§ **WRITTEN INSTRUCTION**
Pull every line with the word "into" out of the entries below.

§ **GIVEN RECORDS**
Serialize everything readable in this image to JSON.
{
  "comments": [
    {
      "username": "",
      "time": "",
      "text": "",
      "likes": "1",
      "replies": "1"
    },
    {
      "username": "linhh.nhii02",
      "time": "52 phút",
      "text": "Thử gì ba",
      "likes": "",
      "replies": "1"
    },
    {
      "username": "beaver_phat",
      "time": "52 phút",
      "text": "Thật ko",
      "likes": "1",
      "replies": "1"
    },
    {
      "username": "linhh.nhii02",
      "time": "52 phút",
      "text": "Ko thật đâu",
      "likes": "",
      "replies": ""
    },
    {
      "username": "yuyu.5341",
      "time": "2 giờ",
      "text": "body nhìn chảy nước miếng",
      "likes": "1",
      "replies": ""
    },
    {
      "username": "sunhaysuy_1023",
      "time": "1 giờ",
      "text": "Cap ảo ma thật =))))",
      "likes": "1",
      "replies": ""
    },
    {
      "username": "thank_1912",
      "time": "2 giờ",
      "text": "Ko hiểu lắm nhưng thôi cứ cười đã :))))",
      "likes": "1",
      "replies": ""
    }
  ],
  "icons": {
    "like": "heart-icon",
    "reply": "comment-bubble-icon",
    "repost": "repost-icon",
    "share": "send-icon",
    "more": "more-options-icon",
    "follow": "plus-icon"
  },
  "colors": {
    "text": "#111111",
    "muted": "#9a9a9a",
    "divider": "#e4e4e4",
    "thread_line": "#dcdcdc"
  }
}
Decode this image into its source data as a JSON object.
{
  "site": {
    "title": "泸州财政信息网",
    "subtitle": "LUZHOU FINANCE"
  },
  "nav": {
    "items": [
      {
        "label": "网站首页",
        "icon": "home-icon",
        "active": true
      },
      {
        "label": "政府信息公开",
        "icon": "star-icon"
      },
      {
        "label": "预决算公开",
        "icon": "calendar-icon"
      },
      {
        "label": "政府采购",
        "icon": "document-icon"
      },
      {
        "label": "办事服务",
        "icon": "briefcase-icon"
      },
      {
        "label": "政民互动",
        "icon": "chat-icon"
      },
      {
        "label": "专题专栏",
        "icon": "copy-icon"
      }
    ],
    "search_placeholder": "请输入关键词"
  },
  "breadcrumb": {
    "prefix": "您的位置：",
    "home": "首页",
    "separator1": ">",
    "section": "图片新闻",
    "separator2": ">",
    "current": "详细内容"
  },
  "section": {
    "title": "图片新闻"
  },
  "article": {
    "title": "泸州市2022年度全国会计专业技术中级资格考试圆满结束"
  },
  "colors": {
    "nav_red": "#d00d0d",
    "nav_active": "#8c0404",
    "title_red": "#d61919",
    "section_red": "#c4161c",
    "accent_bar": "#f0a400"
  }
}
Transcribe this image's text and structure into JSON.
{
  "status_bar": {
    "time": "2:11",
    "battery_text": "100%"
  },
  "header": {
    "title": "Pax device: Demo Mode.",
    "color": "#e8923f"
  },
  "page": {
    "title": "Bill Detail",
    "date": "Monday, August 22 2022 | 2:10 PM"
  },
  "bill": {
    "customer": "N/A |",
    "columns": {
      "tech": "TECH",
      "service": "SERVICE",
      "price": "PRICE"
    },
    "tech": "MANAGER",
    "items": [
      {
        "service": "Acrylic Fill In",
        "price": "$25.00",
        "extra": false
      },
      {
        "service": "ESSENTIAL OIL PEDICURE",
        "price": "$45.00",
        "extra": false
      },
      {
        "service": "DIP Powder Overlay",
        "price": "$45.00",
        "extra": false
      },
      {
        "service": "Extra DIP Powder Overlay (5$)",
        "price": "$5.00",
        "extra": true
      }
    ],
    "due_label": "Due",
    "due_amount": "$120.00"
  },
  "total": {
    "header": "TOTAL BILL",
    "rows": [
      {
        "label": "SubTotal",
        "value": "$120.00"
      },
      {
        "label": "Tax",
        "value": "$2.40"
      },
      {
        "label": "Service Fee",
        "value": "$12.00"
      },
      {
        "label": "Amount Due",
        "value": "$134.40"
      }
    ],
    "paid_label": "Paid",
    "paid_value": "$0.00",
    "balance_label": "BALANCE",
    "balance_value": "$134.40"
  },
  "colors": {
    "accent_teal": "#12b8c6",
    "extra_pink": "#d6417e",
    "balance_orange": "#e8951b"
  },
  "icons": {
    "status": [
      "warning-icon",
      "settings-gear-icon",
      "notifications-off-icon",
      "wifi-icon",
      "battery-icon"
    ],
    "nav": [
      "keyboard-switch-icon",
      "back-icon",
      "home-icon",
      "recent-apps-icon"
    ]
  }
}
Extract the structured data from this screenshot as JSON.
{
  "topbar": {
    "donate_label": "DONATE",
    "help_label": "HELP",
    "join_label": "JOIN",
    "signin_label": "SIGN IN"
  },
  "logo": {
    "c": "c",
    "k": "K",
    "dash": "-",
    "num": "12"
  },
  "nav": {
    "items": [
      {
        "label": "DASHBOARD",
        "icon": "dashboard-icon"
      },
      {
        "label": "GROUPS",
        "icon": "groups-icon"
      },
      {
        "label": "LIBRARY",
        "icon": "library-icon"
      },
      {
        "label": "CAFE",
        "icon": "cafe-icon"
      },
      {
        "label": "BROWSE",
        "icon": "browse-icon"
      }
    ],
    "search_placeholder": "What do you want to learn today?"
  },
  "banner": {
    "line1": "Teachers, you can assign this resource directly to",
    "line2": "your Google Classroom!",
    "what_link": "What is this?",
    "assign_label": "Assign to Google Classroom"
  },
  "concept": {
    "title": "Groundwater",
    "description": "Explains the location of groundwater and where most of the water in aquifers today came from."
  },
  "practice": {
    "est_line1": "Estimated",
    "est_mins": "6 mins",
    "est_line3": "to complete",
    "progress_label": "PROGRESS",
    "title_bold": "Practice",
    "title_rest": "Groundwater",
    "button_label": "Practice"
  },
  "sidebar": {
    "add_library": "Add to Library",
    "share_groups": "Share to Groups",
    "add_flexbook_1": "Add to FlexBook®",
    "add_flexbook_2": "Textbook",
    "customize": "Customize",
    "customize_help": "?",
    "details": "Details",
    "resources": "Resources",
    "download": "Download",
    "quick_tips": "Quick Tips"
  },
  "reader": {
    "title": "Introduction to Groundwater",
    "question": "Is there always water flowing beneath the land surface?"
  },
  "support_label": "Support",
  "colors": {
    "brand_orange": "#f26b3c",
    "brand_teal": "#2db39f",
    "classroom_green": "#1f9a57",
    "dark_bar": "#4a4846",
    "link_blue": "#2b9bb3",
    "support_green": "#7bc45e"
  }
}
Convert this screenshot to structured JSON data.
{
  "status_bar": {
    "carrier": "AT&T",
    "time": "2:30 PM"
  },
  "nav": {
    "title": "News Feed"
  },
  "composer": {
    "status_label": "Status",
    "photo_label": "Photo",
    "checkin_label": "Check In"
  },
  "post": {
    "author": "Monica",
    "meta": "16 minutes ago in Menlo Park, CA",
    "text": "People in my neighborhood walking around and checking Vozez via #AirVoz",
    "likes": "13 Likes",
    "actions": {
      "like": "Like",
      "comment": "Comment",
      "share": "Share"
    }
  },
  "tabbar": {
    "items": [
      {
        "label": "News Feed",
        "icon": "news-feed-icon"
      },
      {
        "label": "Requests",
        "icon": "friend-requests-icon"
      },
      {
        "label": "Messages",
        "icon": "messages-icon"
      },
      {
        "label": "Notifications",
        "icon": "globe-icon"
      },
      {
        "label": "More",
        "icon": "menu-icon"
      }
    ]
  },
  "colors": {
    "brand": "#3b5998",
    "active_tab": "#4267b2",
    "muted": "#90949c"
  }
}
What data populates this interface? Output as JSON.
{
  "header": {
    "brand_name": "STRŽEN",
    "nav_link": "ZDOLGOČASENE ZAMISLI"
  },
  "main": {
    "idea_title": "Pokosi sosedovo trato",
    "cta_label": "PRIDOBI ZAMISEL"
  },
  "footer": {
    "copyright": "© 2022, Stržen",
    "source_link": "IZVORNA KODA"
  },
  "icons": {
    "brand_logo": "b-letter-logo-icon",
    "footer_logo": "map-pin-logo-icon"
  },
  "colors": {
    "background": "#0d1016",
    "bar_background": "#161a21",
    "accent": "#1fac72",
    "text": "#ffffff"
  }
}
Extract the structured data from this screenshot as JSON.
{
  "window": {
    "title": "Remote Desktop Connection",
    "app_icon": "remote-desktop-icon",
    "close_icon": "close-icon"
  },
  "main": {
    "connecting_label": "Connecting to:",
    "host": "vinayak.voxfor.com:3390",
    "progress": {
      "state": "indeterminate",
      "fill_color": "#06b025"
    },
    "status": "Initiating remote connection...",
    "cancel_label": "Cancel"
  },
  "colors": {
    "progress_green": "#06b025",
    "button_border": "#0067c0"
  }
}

§ **THE REPLY**
Decode this image into its source data as a JSON object.
Transcribe this image's text and structure into JSON.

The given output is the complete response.